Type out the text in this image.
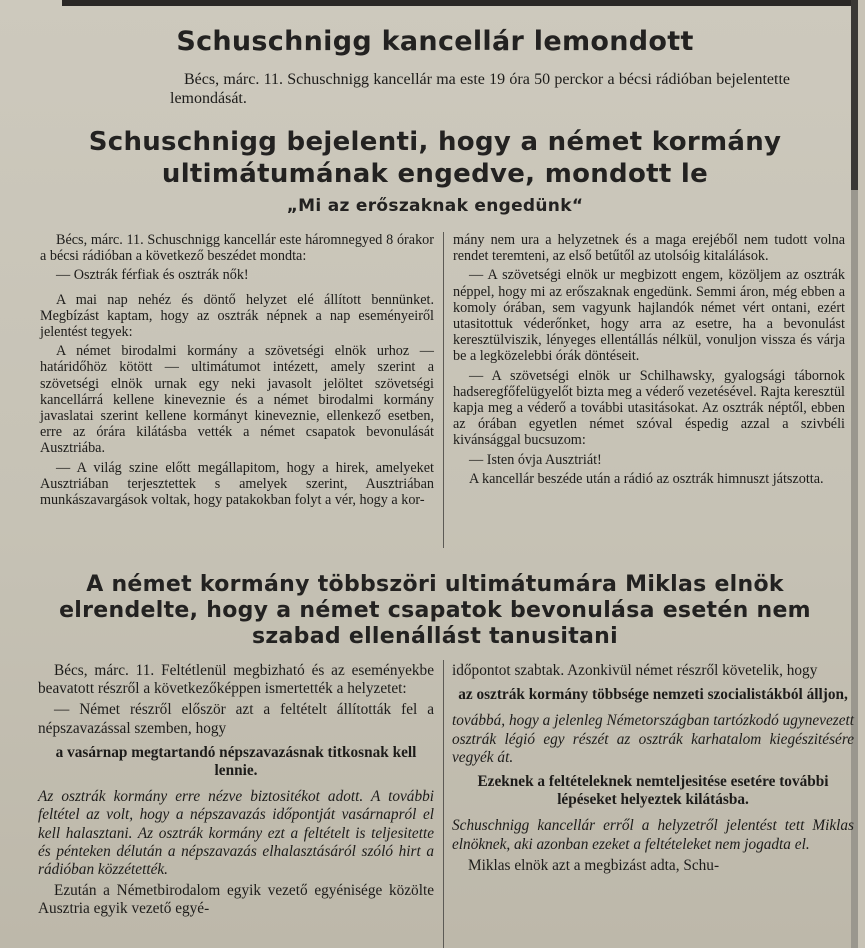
Schuschnigg kancellár lemondott
Bécs, márc. 11. Schuschnigg kancellár ma este 19 óra 50 perckor a bécsi rádióban bejelentette lemondását.
Schuschnigg bejelenti, hogy a német kormány ultimátumának engedve, mondott le
„Mi az erőszaknak engedünk“

Bécs, márc. 11. Schuschnigg kancellár este háromnegyed 8 órakor a bécsi rádióban a következő beszédet mondta:

— Osztrák férfiak és osztrák nők!

A mai nap nehéz és döntő helyzet elé állított bennünket. Megbízást kaptam, hogy az osztrák népnek a nap eseményeiről jelentést tegyek:

A német birodalmi kormány a szövetségi elnök urhoz — határidőhöz kötött — ultimátumot intézett, amely szerint a szövetségi elnök urnak egy neki javasolt jelöltet szövetségi kancellárrá kellene kineveznie és a német birodalmi kormány javaslatai szerint kellene kormányt kineveznie, ellenkező esetben, erre az órára kilátásba vették a német csapatok bevonulását Ausztriába.

— A világ szine előtt megállapitom, hogy a hirek, amelyeket Ausztriában terjesztettek s amelyek szerint, Ausztriában munkászavargások voltak, hogy patakokban folyt a vér, hogy a kor-

mány nem ura a helyzetnek és a maga erejéből nem tudott volna rendet teremteni, az első betűtől az utolsóig kitalálások.

— A szövetségi elnök ur megbizott engem, közöljem az osztrák néppel, hogy mi az erőszaknak engedünk. Semmi áron, még ebben a komoly órában, sem vagyunk hajlandók német vért ontani, ezért utasitottuk véderőnket, hogy arra az esetre, ha a bevonulást keresztülviszik, lényeges ellentállás nélkül, vonuljon vissza és várja be a legközelebbi órák döntéseit.

— A szövetségi elnök ur Schilhawsky, gyalogsági tábornok hadseregfőfelügyelőt bizta meg a véderő vezetésével. Rajta keresztül kapja meg a véderő a további utasitásokat. Az osztrák néptől, ebben az órában egyetlen német szóval éspedig azzal a szivbéli kivánsággal bucsuzom:

— Isten óvja Ausztriát!

A kancellár beszéde után a rádió az osztrák himnuszt játszotta.

A német kormány többszöri ultimátumára Miklas elnök elrendelte, hogy a német csapatok bevonulása esetén nem szabad ellenállást tanusitani

Bécs, márc. 11. Feltétlenül megbizható és az eseményekbe beavatott részről a következőképpen ismertették a helyzetet:

— Német részről először azt a feltételt állították fel a népszavazással szemben, hogy

a vasárnap megtartandó népszavazásnak titkosnak kell lennie.

Az osztrák kormány erre nézve biztositékot adott. A további feltétel az volt, hogy a népszavazás időpontját vasárnapról el kell halasztani. Az osztrák kormány ezt a feltételt is teljesitette és pénteken délután a népszavazás elhalasztásáról szóló hirt a rádióban közzétették.

Ezután a Németbirodalom egyik vezető egyénisége közölte Ausztria egyik vezető egyé-

időpontot szabtak. Azonkivül német részről követelik, hogy

az osztrák kormány többsége nemzeti szocialistákból álljon,

továbbá, hogy a jelenleg Németországban tartózkodó ugynevezett osztrák légió egy részét az osztrák karhatalom kiegészitésére vegyék át.

Ezeknek a feltételeknek nemteljesitése esetére további lépéseket helyeztek kilátásba.

Schuschnigg kancellár erről a helyzetről jelentést tett Miklas elnöknek, aki azonban ezeket a feltételeket nem jogadta el.

Miklas elnök azt a megbizást adta, Schu-
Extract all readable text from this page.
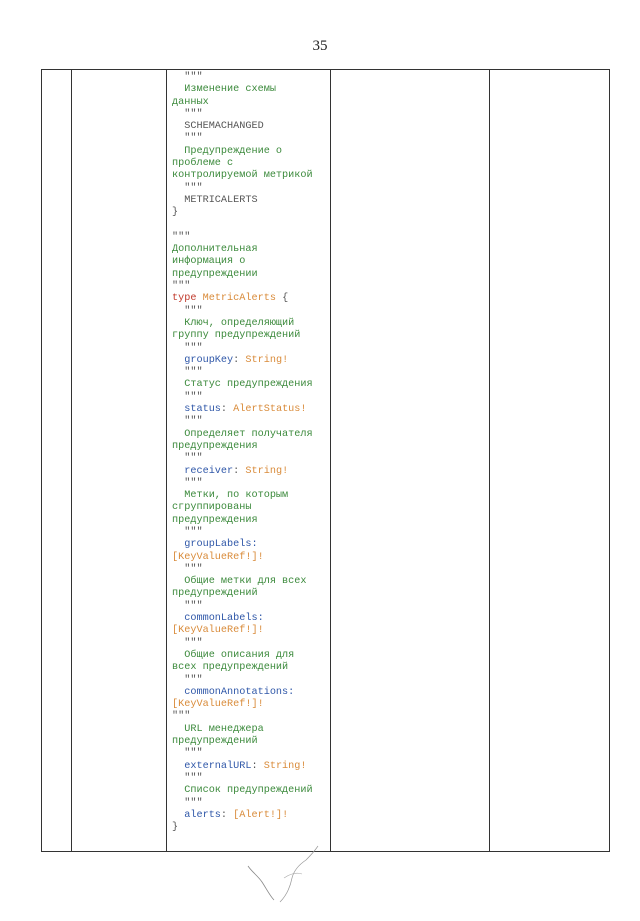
35

"""
Изменение схемы
данных
"""
SCHEMACHANGED
"""
Предупреждение о
проблеме с
контролируемой метрикой
"""
METRICALERTS
}
"""
Дополнительная
информация о
предупреждении
"""
type MetricAlerts {
"""
Ключ, определяющий
группу предупреждений
"""
groupKey: String!
"""
Статус предупреждения
"""
status: AlertStatus!
"""
Определяет получателя
предупреждения
"""
receiver: String!
"""
Метки, по которым
сгруппированы
предупреждения
"""
groupLabels:
[KeyValueRef!]!
"""
Общие метки для всех
предупреждений
"""
commonLabels:
[KeyValueRef!]!
"""
Общие описания для
всех предупреждений
"""
commonAnnotations:
[KeyValueRef!]!
"""
URL менеджера
предупреждений
"""
externalURL: String!
"""
Список предупреждений
"""
alerts: [Alert!]!
}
::::
TASK DETAILS
Check each line of the data above for the string "feltételt" and report only how many lines have it.

REPLY
2